>> BEGIN LISTED RECORDS
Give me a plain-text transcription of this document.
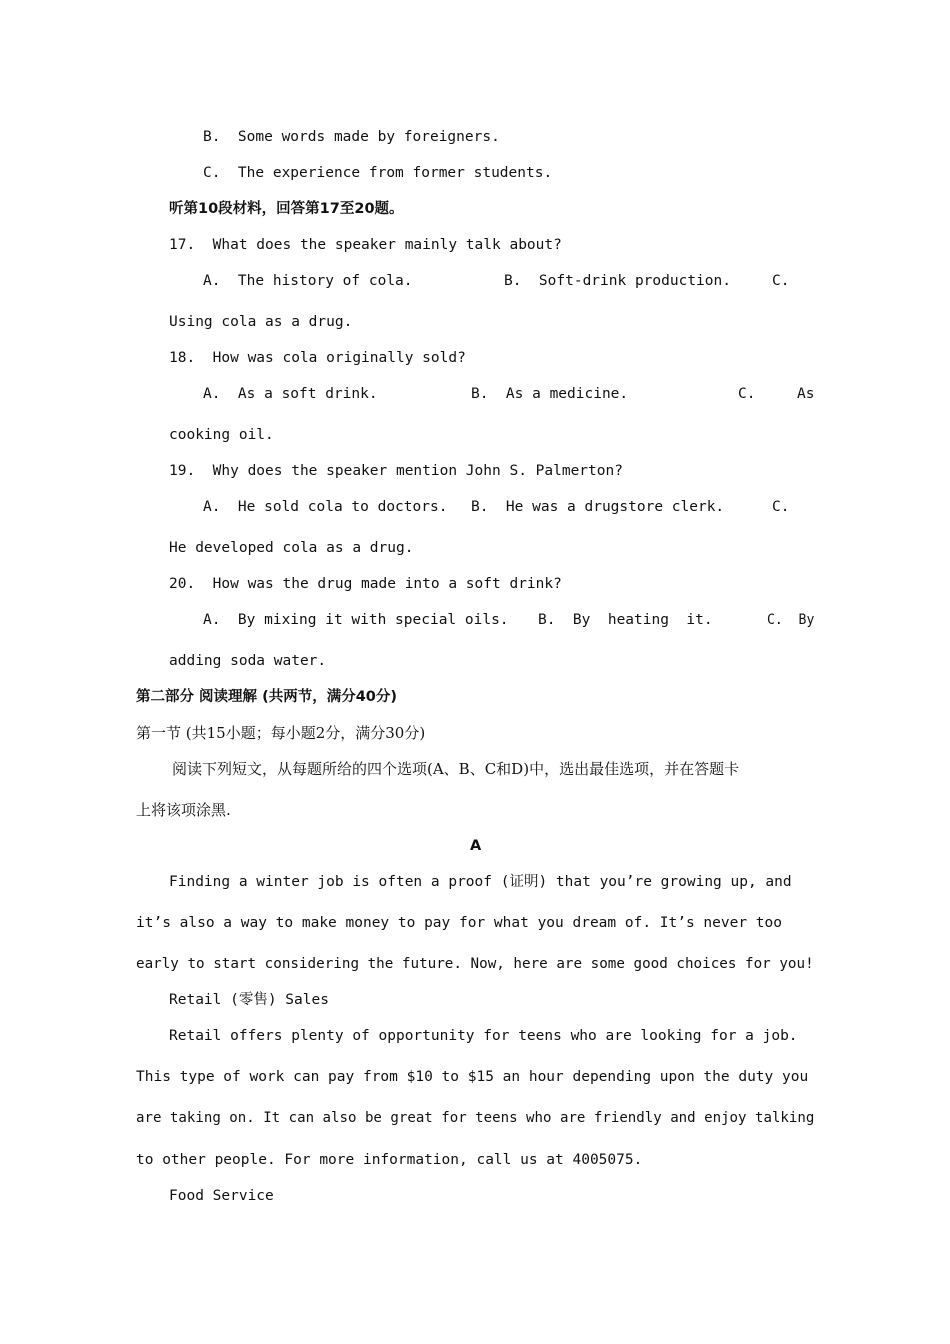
B.  Some words made by foreigners.
C.  The experience from former students.
听第10段材料，回答第17至20题。
17.  What does the speaker mainly talk about?
A.  The history of cola.	B.  Soft-drink production.	C.
Using cola as a drug.
18.  How was cola originally sold?
A.  As a soft drink.	B.  As a medicine.	C.	As
cooking oil.
19.  Why does the speaker mention John S. Palmerton?
A.  He sold cola to doctors. B.  He was a drugstore clerk.	C.
He developed cola as a drug.
20.  How was the drug made into a soft drink?
A.  By mixing it with special oils. B.  By  heating  it.	C.  By
adding soda water.
第二部分 阅读理解 (共两节，满分40分)
第一节 (共15小题；每小题2分，满分30分)
阅读下列短文，从每题所给的四个选项(A、B、C和D)中，选出最佳选项，并在答题卡
上将该项涂黑.
A
Finding a winter job is often a proof (证明) that you’re growing up, and
it’s also a way to make money to pay for what you dream of. It’s never too
early to start considering the future. Now, here are some good choices for you!
Retail (零售) Sales
Retail offers plenty of opportunity for teens who are looking for a job.
This type of work can pay from $10 to $15 an hour depending upon the duty you
are taking on. It can also be great for teens who are friendly and enjoy talking
to other people. For more information, call us at 4005075.
Food Service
>> END LISTED RECORDS
§ **THE PROBLEM**:
Look through the entries and find each line that has the string "speaker". Copy those lines.

§ **FINISHED TASK**:
17.  What does the speaker mainly talk about?
19.  Why does the speaker mention John S. Palmerton?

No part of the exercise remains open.